- _What is being asked_:
How many lines in the listing below include the word "会用简单的方法比较角的大小"? Reply with the count alone.

- _Dataset items_:
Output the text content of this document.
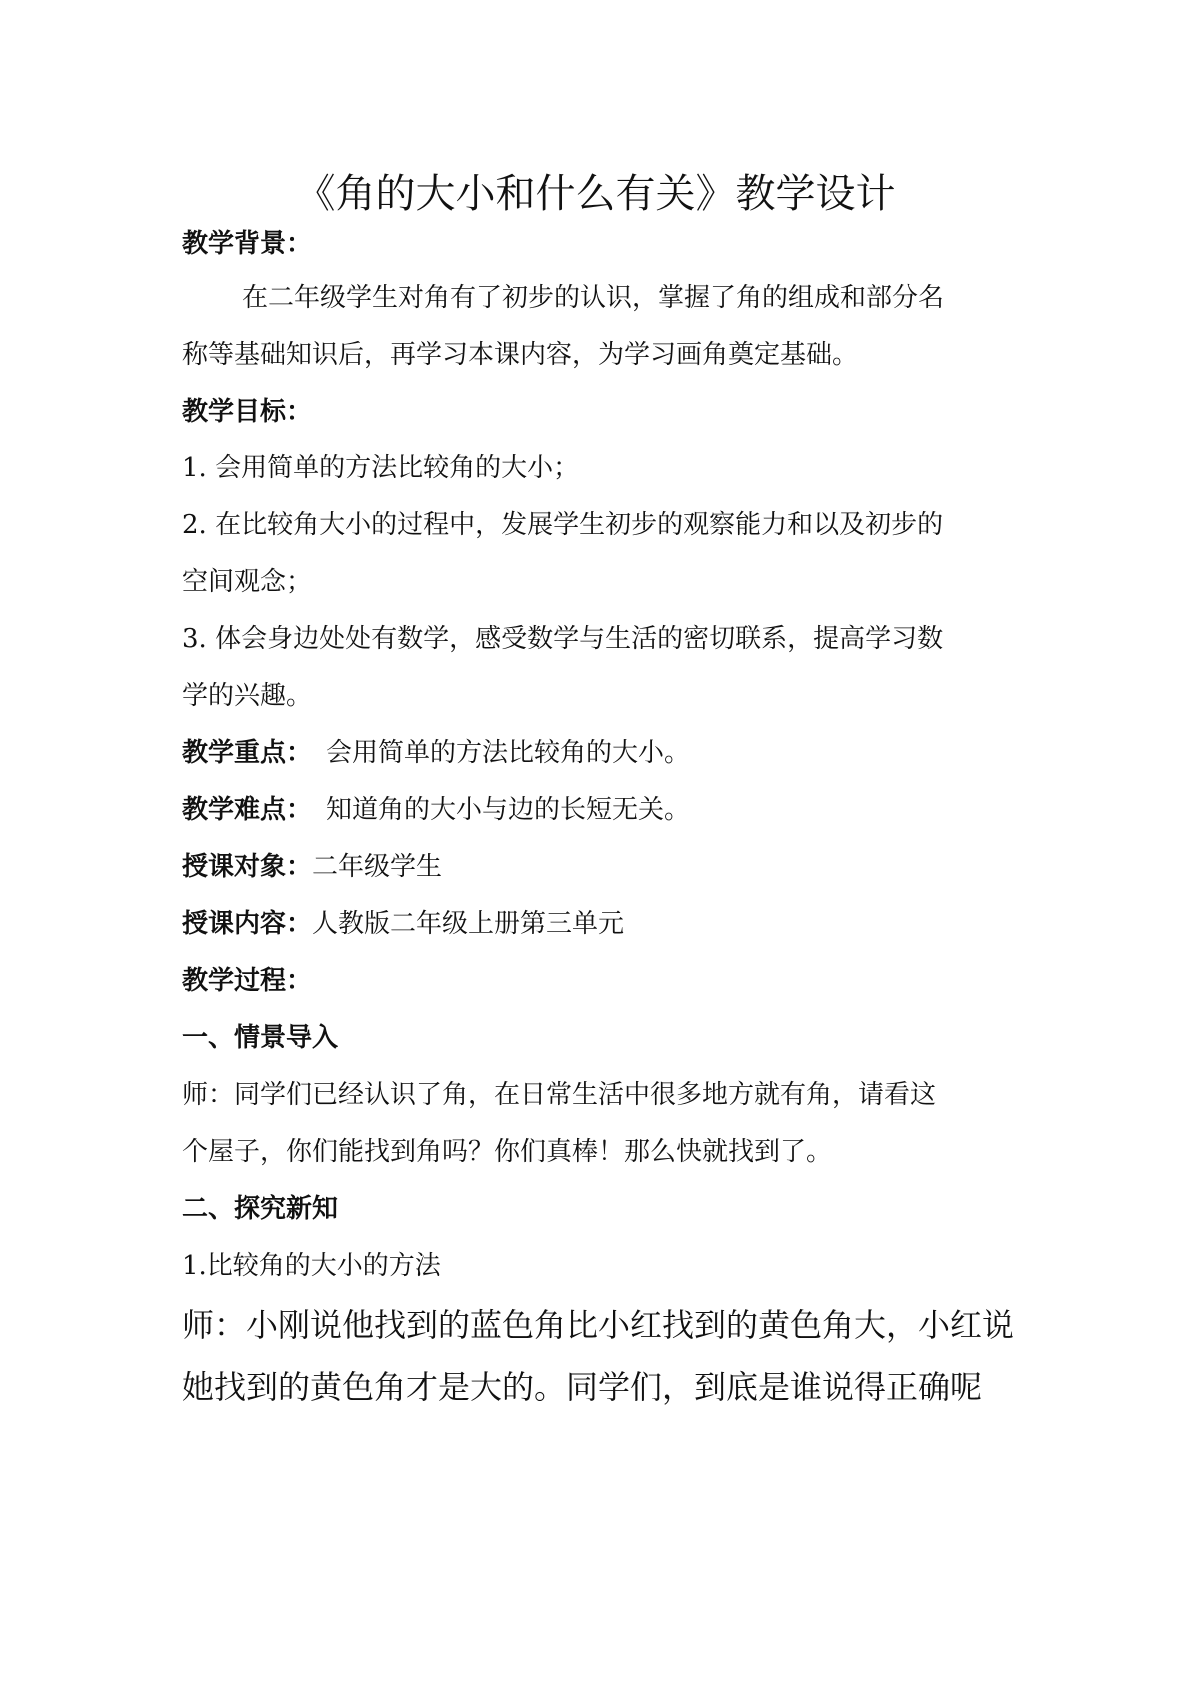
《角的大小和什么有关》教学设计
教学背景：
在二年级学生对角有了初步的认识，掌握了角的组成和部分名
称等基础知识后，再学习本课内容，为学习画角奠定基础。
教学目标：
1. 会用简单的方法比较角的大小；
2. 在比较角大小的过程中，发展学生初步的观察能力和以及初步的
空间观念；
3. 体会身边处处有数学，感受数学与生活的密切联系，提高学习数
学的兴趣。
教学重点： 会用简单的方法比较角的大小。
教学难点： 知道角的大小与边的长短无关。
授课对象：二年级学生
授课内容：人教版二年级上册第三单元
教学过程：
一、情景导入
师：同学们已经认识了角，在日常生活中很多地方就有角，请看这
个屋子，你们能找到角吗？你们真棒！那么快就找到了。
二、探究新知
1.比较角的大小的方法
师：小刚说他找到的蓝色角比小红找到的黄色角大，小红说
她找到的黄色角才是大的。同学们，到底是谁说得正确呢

- _Solution to this problem_:
2